** start Information given **

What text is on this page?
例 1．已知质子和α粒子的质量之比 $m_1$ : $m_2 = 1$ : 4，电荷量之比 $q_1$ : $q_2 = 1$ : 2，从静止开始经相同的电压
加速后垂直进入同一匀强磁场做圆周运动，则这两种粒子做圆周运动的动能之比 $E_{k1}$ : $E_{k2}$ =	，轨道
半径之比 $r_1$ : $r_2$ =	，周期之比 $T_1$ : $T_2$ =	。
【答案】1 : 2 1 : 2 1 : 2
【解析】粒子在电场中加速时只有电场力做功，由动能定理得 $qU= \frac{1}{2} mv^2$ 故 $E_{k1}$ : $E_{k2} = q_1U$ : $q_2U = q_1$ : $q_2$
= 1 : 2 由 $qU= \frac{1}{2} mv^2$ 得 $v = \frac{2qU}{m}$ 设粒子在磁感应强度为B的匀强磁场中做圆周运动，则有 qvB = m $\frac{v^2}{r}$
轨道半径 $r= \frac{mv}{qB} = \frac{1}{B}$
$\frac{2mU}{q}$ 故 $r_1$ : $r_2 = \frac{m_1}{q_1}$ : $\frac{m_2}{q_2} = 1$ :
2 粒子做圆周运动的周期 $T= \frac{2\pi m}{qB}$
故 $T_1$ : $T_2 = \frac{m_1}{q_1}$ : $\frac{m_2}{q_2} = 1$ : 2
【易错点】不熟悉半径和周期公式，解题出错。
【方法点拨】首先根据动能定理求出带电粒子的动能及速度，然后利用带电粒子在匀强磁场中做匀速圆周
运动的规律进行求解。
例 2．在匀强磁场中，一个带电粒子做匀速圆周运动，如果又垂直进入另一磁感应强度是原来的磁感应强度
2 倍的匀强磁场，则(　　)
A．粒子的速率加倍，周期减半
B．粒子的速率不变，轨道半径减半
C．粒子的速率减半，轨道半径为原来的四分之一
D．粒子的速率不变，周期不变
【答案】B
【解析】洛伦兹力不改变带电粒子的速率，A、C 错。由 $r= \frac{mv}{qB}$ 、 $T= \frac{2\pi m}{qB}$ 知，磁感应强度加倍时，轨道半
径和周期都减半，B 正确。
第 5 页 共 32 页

** end Information given **

Restate all of the entries above precisely.

What text is on this page?
例 1．已知质子和α粒子的质量之比 $m_1$ : $m_2 = 1$ : 4，电荷量之比 $q_1$ : $q_2 = 1$ : 2，从静止开始经相同的电压
加速后垂直进入同一匀强磁场做圆周运动，则这两种粒子做圆周运动的动能之比 $E_{k1}$ : $E_{k2}$ =	，轨道
半径之比 $r_1$ : $r_2$ =	，周期之比 $T_1$ : $T_2$ =	。
【答案】1 : 2 1 : 2 1 : 2
【解析】粒子在电场中加速时只有电场力做功，由动能定理得 $qU= \frac{1}{2} mv^2$ 故 $E_{k1}$ : $E_{k2} = q_1U$ : $q_2U = q_1$ : $q_2$
= 1 : 2 由 $qU= \frac{1}{2} mv^2$ 得 $v = \frac{2qU}{m}$ 设粒子在磁感应强度为B的匀强磁场中做圆周运动，则有 qvB = m $\frac{v^2}{r}$
轨道半径 $r= \frac{mv}{qB} = \frac{1}{B}$
$\frac{2mU}{q}$ 故 $r_1$ : $r_2 = \frac{m_1}{q_1}$ : $\frac{m_2}{q_2} = 1$ :
2 粒子做圆周运动的周期 $T= \frac{2\pi m}{qB}$
故 $T_1$ : $T_2 = \frac{m_1}{q_1}$ : $\frac{m_2}{q_2} = 1$ : 2
【易错点】不熟悉半径和周期公式，解题出错。
【方法点拨】首先根据动能定理求出带电粒子的动能及速度，然后利用带电粒子在匀强磁场中做匀速圆周
运动的规律进行求解。
例 2．在匀强磁场中，一个带电粒子做匀速圆周运动，如果又垂直进入另一磁感应强度是原来的磁感应强度
2 倍的匀强磁场，则(　　)
A．粒子的速率加倍，周期减半
B．粒子的速率不变，轨道半径减半
C．粒子的速率减半，轨道半径为原来的四分之一
D．粒子的速率不变，周期不变
【答案】B
【解析】洛伦兹力不改变带电粒子的速率，A、C 错。由 $r= \frac{mv}{qB}$ 、 $T= \frac{2\pi m}{qB}$ 知，磁感应强度加倍时，轨道半
径和周期都减半，B 正确。
第 5 页 共 32 页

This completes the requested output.